◆ **What is needed**:
Below is a set of records. Repeat all of them exactly.

◆ **Material for the task**:
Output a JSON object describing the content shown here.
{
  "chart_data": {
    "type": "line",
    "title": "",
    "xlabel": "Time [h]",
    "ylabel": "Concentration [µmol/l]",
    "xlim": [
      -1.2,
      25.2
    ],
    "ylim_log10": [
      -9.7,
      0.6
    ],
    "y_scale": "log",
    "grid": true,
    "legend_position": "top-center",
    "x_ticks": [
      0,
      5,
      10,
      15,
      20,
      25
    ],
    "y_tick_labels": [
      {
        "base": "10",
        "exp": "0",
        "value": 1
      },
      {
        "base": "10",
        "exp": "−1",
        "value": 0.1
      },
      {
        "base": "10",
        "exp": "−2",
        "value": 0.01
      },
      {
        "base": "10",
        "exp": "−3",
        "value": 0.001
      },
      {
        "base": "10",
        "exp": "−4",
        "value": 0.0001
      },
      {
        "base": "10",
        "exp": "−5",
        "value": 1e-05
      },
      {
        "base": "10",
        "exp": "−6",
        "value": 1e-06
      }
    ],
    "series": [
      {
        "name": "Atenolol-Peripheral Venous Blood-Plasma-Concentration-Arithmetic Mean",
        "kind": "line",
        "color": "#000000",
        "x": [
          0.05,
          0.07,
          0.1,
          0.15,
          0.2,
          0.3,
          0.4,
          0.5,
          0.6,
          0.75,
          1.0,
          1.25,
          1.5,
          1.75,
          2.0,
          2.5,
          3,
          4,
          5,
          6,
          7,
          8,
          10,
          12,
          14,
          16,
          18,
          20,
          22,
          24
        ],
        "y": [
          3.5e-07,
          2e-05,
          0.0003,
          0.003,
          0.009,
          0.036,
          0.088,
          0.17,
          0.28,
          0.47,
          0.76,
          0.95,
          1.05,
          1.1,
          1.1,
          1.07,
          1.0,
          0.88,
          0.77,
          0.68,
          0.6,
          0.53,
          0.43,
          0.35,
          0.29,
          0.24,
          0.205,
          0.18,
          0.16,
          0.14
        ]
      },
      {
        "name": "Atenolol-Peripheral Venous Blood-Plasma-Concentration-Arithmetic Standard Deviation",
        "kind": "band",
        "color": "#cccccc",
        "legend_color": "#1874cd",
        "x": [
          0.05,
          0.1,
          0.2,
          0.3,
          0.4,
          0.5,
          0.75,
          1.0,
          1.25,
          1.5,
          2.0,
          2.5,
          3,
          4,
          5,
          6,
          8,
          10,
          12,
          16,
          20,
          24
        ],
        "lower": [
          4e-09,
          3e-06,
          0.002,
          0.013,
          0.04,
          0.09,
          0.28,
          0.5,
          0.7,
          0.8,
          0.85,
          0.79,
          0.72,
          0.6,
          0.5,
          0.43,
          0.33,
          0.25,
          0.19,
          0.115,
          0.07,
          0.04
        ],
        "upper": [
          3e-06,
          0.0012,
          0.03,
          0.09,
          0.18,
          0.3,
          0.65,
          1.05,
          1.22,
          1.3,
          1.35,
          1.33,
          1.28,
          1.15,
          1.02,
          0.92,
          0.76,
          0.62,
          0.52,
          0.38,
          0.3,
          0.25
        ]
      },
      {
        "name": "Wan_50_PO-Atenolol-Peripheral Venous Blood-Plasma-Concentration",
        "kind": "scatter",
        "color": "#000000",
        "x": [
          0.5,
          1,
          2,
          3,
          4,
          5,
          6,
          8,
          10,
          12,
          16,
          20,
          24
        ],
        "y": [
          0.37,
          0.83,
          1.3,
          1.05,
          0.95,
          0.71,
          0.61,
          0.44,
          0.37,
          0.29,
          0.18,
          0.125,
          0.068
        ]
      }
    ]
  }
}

◆ **Solution to the problem**:
Output a JSON object describing the content shown here.
{
  "chart_data": {
    "type": "line",
    "title": "",
    "xlabel": "Time [h]",
    "ylabel": "Concentration [µmol/l]",
    "xlim": [
      -1.2,
      25.2
    ],
    "ylim_log10": [
      -9.7,
      0.6
    ],
    "y_scale": "log",
    "grid": true,
    "legend_position": "top-center",
    "x_ticks": [
      0,
      5,
      10,
      15,
      20,
      25
    ],
    "y_tick_labels": [
      {
        "base": "10",
        "exp": "0",
        "value": 1
      },
      {
        "base": "10",
        "exp": "−1",
        "value": 0.1
      },
      {
        "base": "10",
        "exp": "−2",
        "value": 0.01
      },
      {
        "base": "10",
        "exp": "−3",
        "value": 0.001
      },
      {
        "base": "10",
        "exp": "−4",
        "value": 0.0001
      },
      {
        "base": "10",
        "exp": "−5",
        "value": 1e-05
      },
      {
        "base": "10",
        "exp": "−6",
        "value": 1e-06
      }
    ],
    "series": [
      {
        "name": "Atenolol-Peripheral Venous Blood-Plasma-Concentration-Arithmetic Mean",
        "kind": "line",
        "color": "#000000",
        "x": [
          0.05,
          0.07,
          0.1,
          0.15,
          0.2,
          0.3,
          0.4,
          0.5,
          0.6,
          0.75,
          1.0,
          1.25,
          1.5,
          1.75,
          2.0,
          2.5,
          3,
          4,
          5,
          6,
          7,
          8,
          10,
          12,
          14,
          16,
          18,
          20,
          22,
          24
        ],
        "y": [
          3.5e-07,
          2e-05,
          0.0003,
          0.003,
          0.009,
          0.036,
          0.088,
          0.17,
          0.28,
          0.47,
          0.76,
          0.95,
          1.05,
          1.1,
          1.1,
          1.07,
          1.0,
          0.88,
          0.77,
          0.68,
          0.6,
          0.53,
          0.43,
          0.35,
          0.29,
          0.24,
          0.205,
          0.18,
          0.16,
          0.14
        ]
      },
      {
        "name": "Atenolol-Peripheral Venous Blood-Plasma-Concentration-Arithmetic Standard Deviation",
        "kind": "band",
        "color": "#cccccc",
        "legend_color": "#1874cd",
        "x": [
          0.05,
          0.1,
          0.2,
          0.3,
          0.4,
          0.5,
          0.75,
          1.0,
          1.25,
          1.5,
          2.0,
          2.5,
          3,
          4,
          5,
          6,
          8,
          10,
          12,
          16,
          20,
          24
        ],
        "lower": [
          4e-09,
          3e-06,
          0.002,
          0.013,
          0.04,
          0.09,
          0.28,
          0.5,
          0.7,
          0.8,
          0.85,
          0.79,
          0.72,
          0.6,
          0.5,
          0.43,
          0.33,
          0.25,
          0.19,
          0.115,
          0.07,
          0.04
        ],
        "upper": [
          3e-06,
          0.0012,
          0.03,
          0.09,
          0.18,
          0.3,
          0.65,
          1.05,
          1.22,
          1.3,
          1.35,
          1.33,
          1.28,
          1.15,
          1.02,
          0.92,
          0.76,
          0.62,
          0.52,
          0.38,
          0.3,
          0.25
        ]
      },
      {
        "name": "Wan_50_PO-Atenolol-Peripheral Venous Blood-Plasma-Concentration",
        "kind": "scatter",
        "color": "#000000",
        "x": [
          0.5,
          1,
          2,
          3,
          4,
          5,
          6,
          8,
          10,
          12,
          16,
          20,
          24
        ],
        "y": [
          0.37,
          0.83,
          1.3,
          1.05,
          0.95,
          0.71,
          0.61,
          0.44,
          0.37,
          0.29,
          0.18,
          0.125,
          0.068
        ]
      }
    ]
  }
}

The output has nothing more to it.